WRITTEN TASK: Transcribe the listing word for word.

-- BEGIN EXTRACTED MATERIAL --

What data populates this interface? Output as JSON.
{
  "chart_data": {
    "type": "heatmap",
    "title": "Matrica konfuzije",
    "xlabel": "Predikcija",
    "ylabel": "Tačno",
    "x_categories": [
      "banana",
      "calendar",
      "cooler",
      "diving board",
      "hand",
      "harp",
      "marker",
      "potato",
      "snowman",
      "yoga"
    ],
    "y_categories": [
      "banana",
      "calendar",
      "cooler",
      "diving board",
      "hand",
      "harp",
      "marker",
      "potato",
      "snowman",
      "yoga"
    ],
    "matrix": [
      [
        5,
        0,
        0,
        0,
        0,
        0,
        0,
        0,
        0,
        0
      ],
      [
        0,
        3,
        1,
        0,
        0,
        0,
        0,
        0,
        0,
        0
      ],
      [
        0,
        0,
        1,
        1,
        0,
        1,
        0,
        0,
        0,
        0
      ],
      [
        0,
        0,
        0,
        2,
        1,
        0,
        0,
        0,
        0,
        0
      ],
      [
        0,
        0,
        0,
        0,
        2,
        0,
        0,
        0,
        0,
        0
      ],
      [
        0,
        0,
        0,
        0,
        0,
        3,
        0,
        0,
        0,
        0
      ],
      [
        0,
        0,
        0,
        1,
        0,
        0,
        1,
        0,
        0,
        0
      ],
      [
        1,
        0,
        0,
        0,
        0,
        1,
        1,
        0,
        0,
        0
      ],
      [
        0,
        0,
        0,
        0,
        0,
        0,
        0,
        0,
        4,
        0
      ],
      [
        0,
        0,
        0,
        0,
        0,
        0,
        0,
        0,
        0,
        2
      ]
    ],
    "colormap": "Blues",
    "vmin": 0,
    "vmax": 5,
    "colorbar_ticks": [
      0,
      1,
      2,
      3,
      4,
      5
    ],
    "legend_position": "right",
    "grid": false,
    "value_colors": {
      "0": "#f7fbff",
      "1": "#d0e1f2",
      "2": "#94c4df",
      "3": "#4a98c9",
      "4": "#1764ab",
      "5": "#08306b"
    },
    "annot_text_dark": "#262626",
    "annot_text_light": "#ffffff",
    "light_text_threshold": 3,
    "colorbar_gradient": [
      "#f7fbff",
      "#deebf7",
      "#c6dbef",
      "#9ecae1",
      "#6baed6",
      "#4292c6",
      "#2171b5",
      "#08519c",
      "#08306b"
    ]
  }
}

-- END EXTRACTED MATERIAL --

SOLUTION FOR THIS TASK:
What data populates this interface? Output as JSON.
{
  "chart_data": {
    "type": "heatmap",
    "title": "Matrica konfuzije",
    "xlabel": "Predikcija",
    "ylabel": "Tačno",
    "x_categories": [
      "banana",
      "calendar",
      "cooler",
      "diving board",
      "hand",
      "harp",
      "marker",
      "potato",
      "snowman",
      "yoga"
    ],
    "y_categories": [
      "banana",
      "calendar",
      "cooler",
      "diving board",
      "hand",
      "harp",
      "marker",
      "potato",
      "snowman",
      "yoga"
    ],
    "matrix": [
      [
        5,
        0,
        0,
        0,
        0,
        0,
        0,
        0,
        0,
        0
      ],
      [
        0,
        3,
        1,
        0,
        0,
        0,
        0,
        0,
        0,
        0
      ],
      [
        0,
        0,
        1,
        1,
        0,
        1,
        0,
        0,
        0,
        0
      ],
      [
        0,
        0,
        0,
        2,
        1,
        0,
        0,
        0,
        0,
        0
      ],
      [
        0,
        0,
        0,
        0,
        2,
        0,
        0,
        0,
        0,
        0
      ],
      [
        0,
        0,
        0,
        0,
        0,
        3,
        0,
        0,
        0,
        0
      ],
      [
        0,
        0,
        0,
        1,
        0,
        0,
        1,
        0,
        0,
        0
      ],
      [
        1,
        0,
        0,
        0,
        0,
        1,
        1,
        0,
        0,
        0
      ],
      [
        0,
        0,
        0,
        0,
        0,
        0,
        0,
        0,
        4,
        0
      ],
      [
        0,
        0,
        0,
        0,
        0,
        0,
        0,
        0,
        0,
        2
      ]
    ],
    "colormap": "Blues",
    "vmin": 0,
    "vmax": 5,
    "colorbar_ticks": [
      0,
      1,
      2,
      3,
      4,
      5
    ],
    "legend_position": "right",
    "grid": false,
    "value_colors": {
      "0": "#f7fbff",
      "1": "#d0e1f2",
      "2": "#94c4df",
      "3": "#4a98c9",
      "4": "#1764ab",
      "5": "#08306b"
    },
    "annot_text_dark": "#262626",
    "annot_text_light": "#ffffff",
    "light_text_threshold": 3,
    "colorbar_gradient": [
      "#f7fbff",
      "#deebf7",
      "#c6dbef",
      "#9ecae1",
      "#6baed6",
      "#4292c6",
      "#2171b5",
      "#08519c",
      "#08306b"
    ]
  }
}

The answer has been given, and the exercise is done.